**Set exercise:**
Output every line of the records below as a JSON array of strings, one string per line, skipping blank lines. Leave the pictures out.

(Region and label listings)

#####

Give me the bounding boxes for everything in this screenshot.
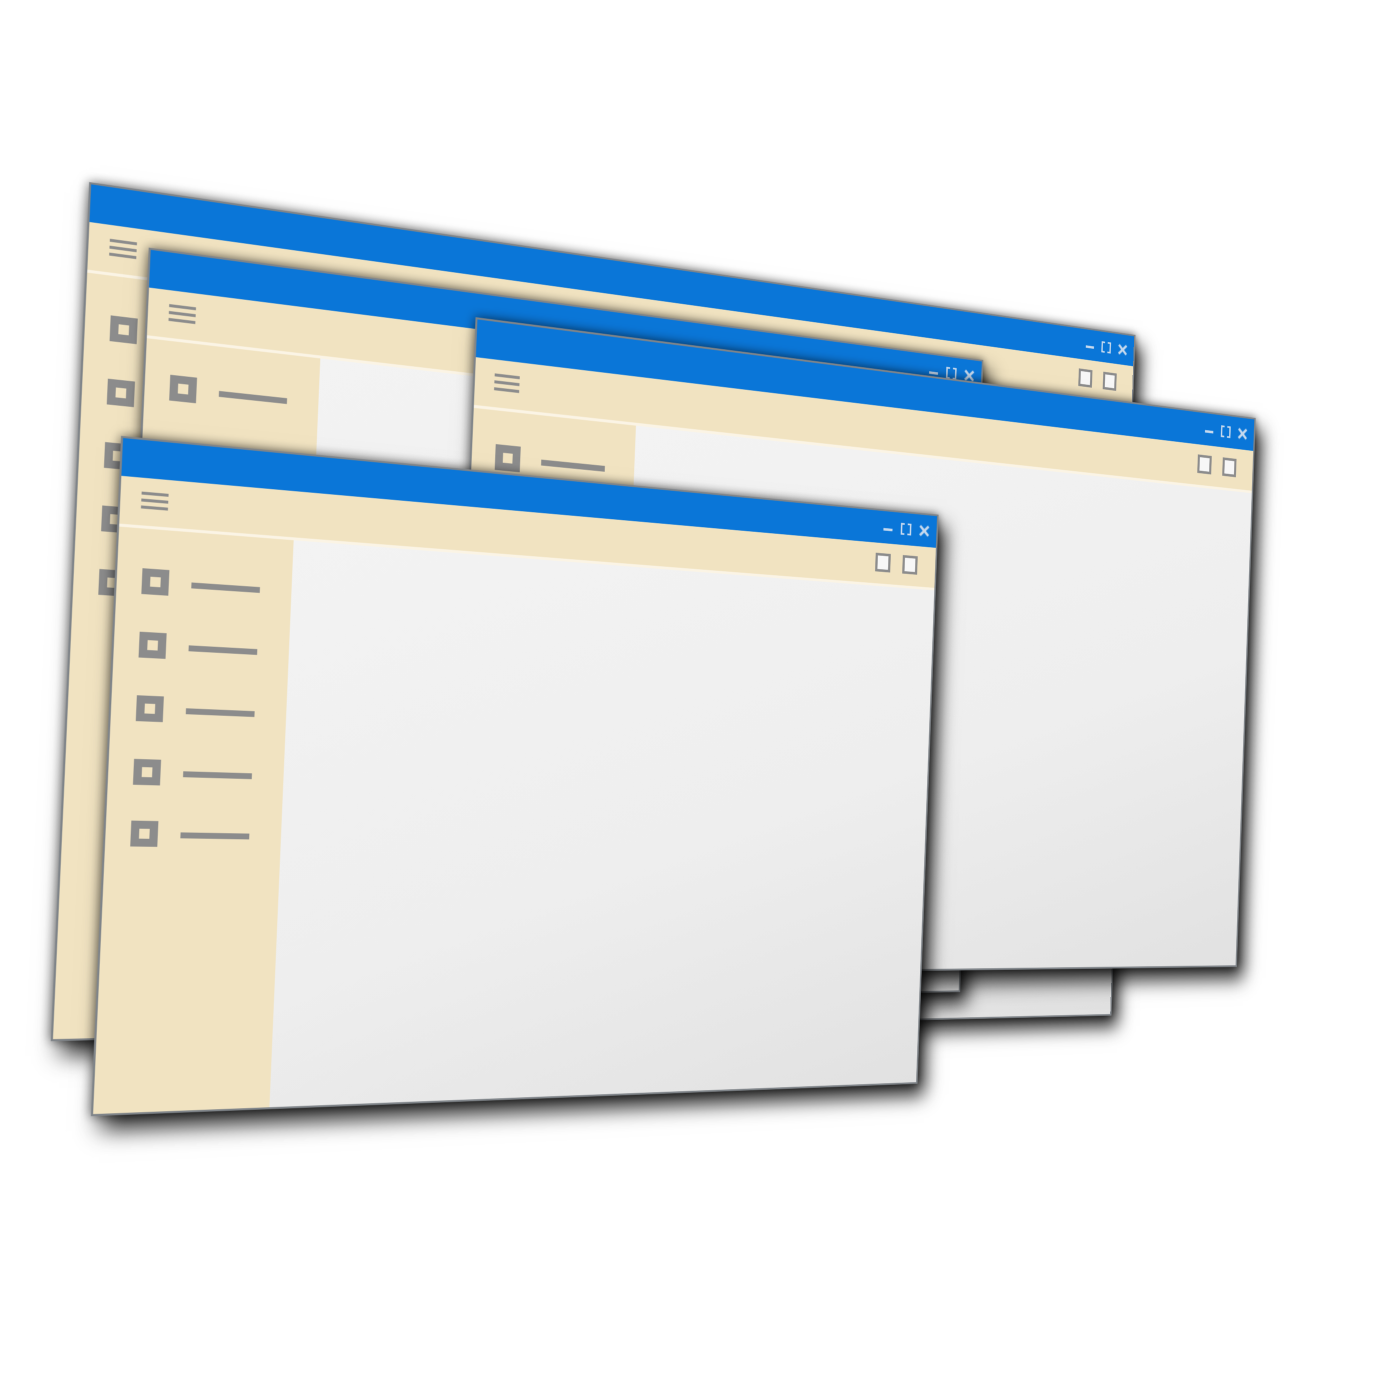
item-icon xyxy=(494,444,521,473)
sidebar-item[interactable] xyxy=(138,631,281,667)
maximize-icon[interactable] xyxy=(1220,425,1231,439)
close-icon[interactable] xyxy=(919,525,930,538)
sidebar-item[interactable] xyxy=(135,695,279,728)
sidebar xyxy=(93,526,294,1115)
minimize-icon[interactable] xyxy=(1204,423,1214,436)
item-icon xyxy=(135,695,164,723)
toolbar-button[interactable] xyxy=(1197,454,1212,475)
hamburger-menu-icon[interactable] xyxy=(168,302,197,327)
close-icon[interactable] xyxy=(1117,343,1127,355)
maximize-icon[interactable] xyxy=(1101,341,1112,354)
window-front[interactable] xyxy=(90,435,939,1117)
window-controls xyxy=(883,521,930,537)
item-label-placeholder xyxy=(183,771,252,780)
item-icon xyxy=(106,378,136,408)
minimize-icon[interactable] xyxy=(883,521,894,534)
hamburger-menu-icon[interactable] xyxy=(109,237,137,262)
toolbar-button[interactable] xyxy=(875,552,891,573)
hamburger-menu-icon[interactable] xyxy=(494,371,520,396)
toolbar-button[interactable] xyxy=(1078,368,1093,388)
maximize-icon[interactable] xyxy=(900,522,912,536)
item-icon xyxy=(169,374,198,404)
toolbar-button[interactable] xyxy=(1222,457,1237,478)
item-label-placeholder xyxy=(185,708,255,718)
hamburger-menu-icon[interactable] xyxy=(140,490,169,514)
sidebar-item[interactable] xyxy=(141,568,284,605)
item-label-placeholder xyxy=(541,459,605,472)
item-icon xyxy=(138,631,167,659)
toolbar-buttons xyxy=(1197,454,1237,478)
item-icon xyxy=(109,315,138,345)
content-area[interactable] xyxy=(269,540,935,1108)
toolbar-buttons xyxy=(875,552,918,575)
desktop-stage xyxy=(0,0,1390,1390)
item-icon xyxy=(132,758,162,786)
window-controls xyxy=(1085,339,1127,356)
item-label-placeholder xyxy=(218,390,288,405)
sidebar-item[interactable] xyxy=(130,820,274,851)
item-label-placeholder xyxy=(180,832,250,840)
item-label-placeholder xyxy=(188,645,258,655)
toolbar-button[interactable] xyxy=(902,555,918,575)
item-icon xyxy=(141,568,170,596)
toolbar-buttons xyxy=(1078,368,1117,391)
toolbar-button[interactable] xyxy=(1102,371,1117,391)
sidebar-item[interactable] xyxy=(132,758,276,791)
minimize-icon[interactable] xyxy=(1085,339,1095,351)
close-icon[interactable] xyxy=(1237,427,1247,440)
item-icon xyxy=(130,820,159,847)
window-controls xyxy=(1204,423,1247,440)
item-label-placeholder xyxy=(191,582,260,593)
sidebar-item[interactable] xyxy=(169,374,311,417)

#####

**Task result:**
[
  "Give me the bounding boxes for everything in this screenshot.",
  "item-icon xyxy=(494,444,521,473)",
  "sidebar-item[interactable] xyxy=(138,631,281,667)",
  "maximize-icon[interactable] xyxy=(1220,425,1231,439)",
  "close-icon[interactable] xyxy=(919,525,930,538)",
  "sidebar-item[interactable] xyxy=(135,695,279,728)",
  "sidebar xyxy=(93,526,294,1115)",
  "minimize-icon[interactable] xyxy=(1204,423,1214,436)",
  "item-icon xyxy=(135,695,164,723)",
  "toolbar-button[interactable] xyxy=(1197,454,1212,475)",
  "hamburger-menu-icon[interactable] xyxy=(168,302,197,327)",
  "close-icon[interactable] xyxy=(1117,343,1127,355)",
  "maximize-icon[interactable] xyxy=(1101,341,1112,354)",
  "window-front[interactable] xyxy=(90,435,939,1117)",
  "window-controls xyxy=(883,521,930,537)",
  "item-label-placeholder xyxy=(183,771,252,780)",
  "item-icon xyxy=(106,378,136,408)",
  "minimize-icon[interactable] xyxy=(883,521,894,534)",
  "hamburger-menu-icon[interactable] xyxy=(109,237,137,262)",
  "toolbar-button[interactable] xyxy=(875,552,891,573)",
  "hamburger-menu-icon[interactable] xyxy=(494,371,520,396)",
  "toolbar-button[interactable] xyxy=(1078,368,1093,388)",
  "maximize-icon[interactable] xyxy=(900,522,912,536)",
  "item-icon xyxy=(169,374,198,404)",
  "toolbar-button[interactable] xyxy=(1222,457,1237,478)",
  "item-label-placeholder xyxy=(185,708,255,718)",
  "hamburger-menu-icon[interactable] xyxy=(140,490,169,514)",
  "sidebar-item[interactable] xyxy=(141,568,284,605)",
  "item-label-placeholder xyxy=(541,459,605,472)",
  "item-icon xyxy=(138,631,167,659)",
  "toolbar-buttons xyxy=(1197,454,1237,478)",
  "item-icon xyxy=(109,315,138,345)",
  "content-area[interactable] xyxy=(269,540,935,1108)",
  "toolbar-buttons xyxy=(875,552,918,575)",
  "desktop-stage xyxy=(0,0,1390,1390)",
  "item-icon xyxy=(132,758,162,786)",
  "window-controls xyxy=(1085,339,1127,356)",
  "item-label-placeholder xyxy=(218,390,288,405)",
  "sidebar-item[interactable] xyxy=(130,820,274,851)",
  "item-label-placeholder xyxy=(180,832,250,840)",
  "item-label-placeholder xyxy=(188,645,258,655)",
  "toolbar-button[interactable] xyxy=(902,555,918,575)",
  "item-icon xyxy=(141,568,170,596)",
  "toolbar-buttons xyxy=(1078,368,1117,391)",
  "toolbar-button[interactable] xyxy=(1102,371,1117,391)",
  "sidebar-item[interactable] xyxy=(132,758,276,791)",
  "minimize-icon[interactable] xyxy=(1085,339,1095,351)",
  "close-icon[interactable] xyxy=(1237,427,1247,440)",
  "item-icon xyxy=(130,820,159,847)",
  "window-controls xyxy=(1204,423,1247,440)",
  "item-label-placeholder xyxy=(191,582,260,593)",
  "sidebar-item[interactable] xyxy=(169,374,311,417)"
]